**Work instructions:**
Write the records out again, keeping each line exactly as it is.

**Recorded information:**
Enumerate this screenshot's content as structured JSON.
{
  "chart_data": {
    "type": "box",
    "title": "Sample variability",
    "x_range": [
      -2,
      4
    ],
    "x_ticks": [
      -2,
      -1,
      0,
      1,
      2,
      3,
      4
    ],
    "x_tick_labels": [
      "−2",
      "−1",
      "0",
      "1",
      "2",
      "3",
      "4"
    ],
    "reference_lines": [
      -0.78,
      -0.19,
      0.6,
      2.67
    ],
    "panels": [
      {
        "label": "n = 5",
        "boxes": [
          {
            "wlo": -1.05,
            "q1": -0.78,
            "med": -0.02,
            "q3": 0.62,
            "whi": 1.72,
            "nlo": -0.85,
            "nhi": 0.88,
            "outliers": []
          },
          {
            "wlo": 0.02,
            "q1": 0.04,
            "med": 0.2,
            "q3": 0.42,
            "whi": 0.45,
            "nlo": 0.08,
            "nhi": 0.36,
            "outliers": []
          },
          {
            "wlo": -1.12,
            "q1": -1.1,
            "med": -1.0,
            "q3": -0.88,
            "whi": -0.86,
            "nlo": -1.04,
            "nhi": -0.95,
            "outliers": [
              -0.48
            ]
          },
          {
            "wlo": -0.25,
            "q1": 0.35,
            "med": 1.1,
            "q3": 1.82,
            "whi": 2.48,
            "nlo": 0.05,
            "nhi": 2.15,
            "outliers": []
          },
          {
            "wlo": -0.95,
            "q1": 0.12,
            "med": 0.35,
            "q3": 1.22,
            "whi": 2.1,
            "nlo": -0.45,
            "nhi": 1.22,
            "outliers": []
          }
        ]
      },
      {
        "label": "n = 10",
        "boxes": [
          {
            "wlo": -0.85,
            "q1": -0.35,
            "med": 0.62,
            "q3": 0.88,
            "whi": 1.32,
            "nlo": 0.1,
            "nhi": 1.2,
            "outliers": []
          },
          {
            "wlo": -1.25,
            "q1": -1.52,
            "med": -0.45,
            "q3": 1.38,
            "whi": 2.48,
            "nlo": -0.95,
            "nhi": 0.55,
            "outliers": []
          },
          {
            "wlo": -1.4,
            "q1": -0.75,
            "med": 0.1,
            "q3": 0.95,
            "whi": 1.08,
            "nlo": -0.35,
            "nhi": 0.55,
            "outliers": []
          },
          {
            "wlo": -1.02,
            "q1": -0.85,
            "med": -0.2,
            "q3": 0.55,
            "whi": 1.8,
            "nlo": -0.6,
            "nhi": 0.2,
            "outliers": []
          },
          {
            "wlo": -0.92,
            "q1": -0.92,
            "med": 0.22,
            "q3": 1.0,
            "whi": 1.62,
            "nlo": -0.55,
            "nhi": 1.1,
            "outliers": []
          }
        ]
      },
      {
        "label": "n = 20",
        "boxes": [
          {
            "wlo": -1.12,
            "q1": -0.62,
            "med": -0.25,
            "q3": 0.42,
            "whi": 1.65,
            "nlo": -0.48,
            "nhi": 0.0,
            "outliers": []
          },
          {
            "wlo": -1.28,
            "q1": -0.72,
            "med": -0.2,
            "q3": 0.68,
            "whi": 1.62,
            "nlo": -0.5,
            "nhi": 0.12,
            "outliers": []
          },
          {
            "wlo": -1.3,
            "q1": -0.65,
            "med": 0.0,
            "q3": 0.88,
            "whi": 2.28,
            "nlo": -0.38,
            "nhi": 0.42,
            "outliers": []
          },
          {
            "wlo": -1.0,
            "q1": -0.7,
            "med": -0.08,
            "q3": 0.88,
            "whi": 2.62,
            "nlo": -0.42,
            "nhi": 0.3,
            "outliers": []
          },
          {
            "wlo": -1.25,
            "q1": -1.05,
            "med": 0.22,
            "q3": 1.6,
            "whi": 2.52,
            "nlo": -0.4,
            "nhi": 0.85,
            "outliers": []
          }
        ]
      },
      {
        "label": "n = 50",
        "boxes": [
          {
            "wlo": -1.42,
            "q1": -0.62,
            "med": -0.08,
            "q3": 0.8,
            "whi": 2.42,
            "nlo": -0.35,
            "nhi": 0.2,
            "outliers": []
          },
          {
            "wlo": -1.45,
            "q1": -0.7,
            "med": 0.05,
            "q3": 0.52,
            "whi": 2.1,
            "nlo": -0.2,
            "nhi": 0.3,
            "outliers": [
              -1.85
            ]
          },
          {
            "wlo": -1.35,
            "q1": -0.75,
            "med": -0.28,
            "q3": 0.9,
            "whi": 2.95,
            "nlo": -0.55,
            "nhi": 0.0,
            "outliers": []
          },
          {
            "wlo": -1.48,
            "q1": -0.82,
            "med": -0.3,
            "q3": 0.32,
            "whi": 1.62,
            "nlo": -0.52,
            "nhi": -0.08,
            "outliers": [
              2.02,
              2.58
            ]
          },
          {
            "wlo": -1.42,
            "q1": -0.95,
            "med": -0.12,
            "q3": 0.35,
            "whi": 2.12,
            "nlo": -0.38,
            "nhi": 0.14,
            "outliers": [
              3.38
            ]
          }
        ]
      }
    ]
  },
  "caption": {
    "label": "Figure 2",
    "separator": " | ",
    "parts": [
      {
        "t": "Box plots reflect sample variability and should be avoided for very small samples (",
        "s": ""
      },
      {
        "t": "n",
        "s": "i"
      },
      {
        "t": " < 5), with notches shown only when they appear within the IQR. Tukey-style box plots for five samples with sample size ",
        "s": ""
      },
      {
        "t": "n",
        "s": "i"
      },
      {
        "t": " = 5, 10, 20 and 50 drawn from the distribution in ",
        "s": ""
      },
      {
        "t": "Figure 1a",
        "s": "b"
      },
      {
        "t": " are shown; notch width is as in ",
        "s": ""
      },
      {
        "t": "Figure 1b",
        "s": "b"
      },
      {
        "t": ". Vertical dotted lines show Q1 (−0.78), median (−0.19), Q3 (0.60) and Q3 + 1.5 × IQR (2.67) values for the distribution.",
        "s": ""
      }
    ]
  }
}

**The output:**
Enumerate this screenshot's content as structured JSON.
{
  "chart_data": {
    "type": "box",
    "title": "Sample variability",
    "x_range": [
      -2,
      4
    ],
    "x_ticks": [
      -2,
      -1,
      0,
      1,
      2,
      3,
      4
    ],
    "x_tick_labels": [
      "−2",
      "−1",
      "0",
      "1",
      "2",
      "3",
      "4"
    ],
    "reference_lines": [
      -0.78,
      -0.19,
      0.6,
      2.67
    ],
    "panels": [
      {
        "label": "n = 5",
        "boxes": [
          {
            "wlo": -1.05,
            "q1": -0.78,
            "med": -0.02,
            "q3": 0.62,
            "whi": 1.72,
            "nlo": -0.85,
            "nhi": 0.88,
            "outliers": []
          },
          {
            "wlo": 0.02,
            "q1": 0.04,
            "med": 0.2,
            "q3": 0.42,
            "whi": 0.45,
            "nlo": 0.08,
            "nhi": 0.36,
            "outliers": []
          },
          {
            "wlo": -1.12,
            "q1": -1.1,
            "med": -1.0,
            "q3": -0.88,
            "whi": -0.86,
            "nlo": -1.04,
            "nhi": -0.95,
            "outliers": [
              -0.48
            ]
          },
          {
            "wlo": -0.25,
            "q1": 0.35,
            "med": 1.1,
            "q3": 1.82,
            "whi": 2.48,
            "nlo": 0.05,
            "nhi": 2.15,
            "outliers": []
          },
          {
            "wlo": -0.95,
            "q1": 0.12,
            "med": 0.35,
            "q3": 1.22,
            "whi": 2.1,
            "nlo": -0.45,
            "nhi": 1.22,
            "outliers": []
          }
        ]
      },
      {
        "label": "n = 10",
        "boxes": [
          {
            "wlo": -0.85,
            "q1": -0.35,
            "med": 0.62,
            "q3": 0.88,
            "whi": 1.32,
            "nlo": 0.1,
            "nhi": 1.2,
            "outliers": []
          },
          {
            "wlo": -1.25,
            "q1": -1.52,
            "med": -0.45,
            "q3": 1.38,
            "whi": 2.48,
            "nlo": -0.95,
            "nhi": 0.55,
            "outliers": []
          },
          {
            "wlo": -1.4,
            "q1": -0.75,
            "med": 0.1,
            "q3": 0.95,
            "whi": 1.08,
            "nlo": -0.35,
            "nhi": 0.55,
            "outliers": []
          },
          {
            "wlo": -1.02,
            "q1": -0.85,
            "med": -0.2,
            "q3": 0.55,
            "whi": 1.8,
            "nlo": -0.6,
            "nhi": 0.2,
            "outliers": []
          },
          {
            "wlo": -0.92,
            "q1": -0.92,
            "med": 0.22,
            "q3": 1.0,
            "whi": 1.62,
            "nlo": -0.55,
            "nhi": 1.1,
            "outliers": []
          }
        ]
      },
      {
        "label": "n = 20",
        "boxes": [
          {
            "wlo": -1.12,
            "q1": -0.62,
            "med": -0.25,
            "q3": 0.42,
            "whi": 1.65,
            "nlo": -0.48,
            "nhi": 0.0,
            "outliers": []
          },
          {
            "wlo": -1.28,
            "q1": -0.72,
            "med": -0.2,
            "q3": 0.68,
            "whi": 1.62,
            "nlo": -0.5,
            "nhi": 0.12,
            "outliers": []
          },
          {
            "wlo": -1.3,
            "q1": -0.65,
            "med": 0.0,
            "q3": 0.88,
            "whi": 2.28,
            "nlo": -0.38,
            "nhi": 0.42,
            "outliers": []
          },
          {
            "wlo": -1.0,
            "q1": -0.7,
            "med": -0.08,
            "q3": 0.88,
            "whi": 2.62,
            "nlo": -0.42,
            "nhi": 0.3,
            "outliers": []
          },
          {
            "wlo": -1.25,
            "q1": -1.05,
            "med": 0.22,
            "q3": 1.6,
            "whi": 2.52,
            "nlo": -0.4,
            "nhi": 0.85,
            "outliers": []
          }
        ]
      },
      {
        "label": "n = 50",
        "boxes": [
          {
            "wlo": -1.42,
            "q1": -0.62,
            "med": -0.08,
            "q3": 0.8,
            "whi": 2.42,
            "nlo": -0.35,
            "nhi": 0.2,
            "outliers": []
          },
          {
            "wlo": -1.45,
            "q1": -0.7,
            "med": 0.05,
            "q3": 0.52,
            "whi": 2.1,
            "nlo": -0.2,
            "nhi": 0.3,
            "outliers": [
              -1.85
            ]
          },
          {
            "wlo": -1.35,
            "q1": -0.75,
            "med": -0.28,
            "q3": 0.9,
            "whi": 2.95,
            "nlo": -0.55,
            "nhi": 0.0,
            "outliers": []
          },
          {
            "wlo": -1.48,
            "q1": -0.82,
            "med": -0.3,
            "q3": 0.32,
            "whi": 1.62,
            "nlo": -0.52,
            "nhi": -0.08,
            "outliers": [
              2.02,
              2.58
            ]
          },
          {
            "wlo": -1.42,
            "q1": -0.95,
            "med": -0.12,
            "q3": 0.35,
            "whi": 2.12,
            "nlo": -0.38,
            "nhi": 0.14,
            "outliers": [
              3.38
            ]
          }
        ]
      }
    ]
  },
  "caption": {
    "label": "Figure 2",
    "separator": " | ",
    "parts": [
      {
        "t": "Box plots reflect sample variability and should be avoided for very small samples (",
        "s": ""
      },
      {
        "t": "n",
        "s": "i"
      },
      {
        "t": " < 5), with notches shown only when they appear within the IQR. Tukey-style box plots for five samples with sample size ",
        "s": ""
      },
      {
        "t": "n",
        "s": "i"
      },
      {
        "t": " = 5, 10, 20 and 50 drawn from the distribution in ",
        "s": ""
      },
      {
        "t": "Figure 1a",
        "s": "b"
      },
      {
        "t": " are shown; notch width is as in ",
        "s": ""
      },
      {
        "t": "Figure 1b",
        "s": "b"
      },
      {
        "t": ". Vertical dotted lines show Q1 (−0.78), median (−0.19), Q3 (0.60) and Q3 + 1.5 × IQR (2.67) values for the distribution.",
        "s": ""
      }
    ]
  }
}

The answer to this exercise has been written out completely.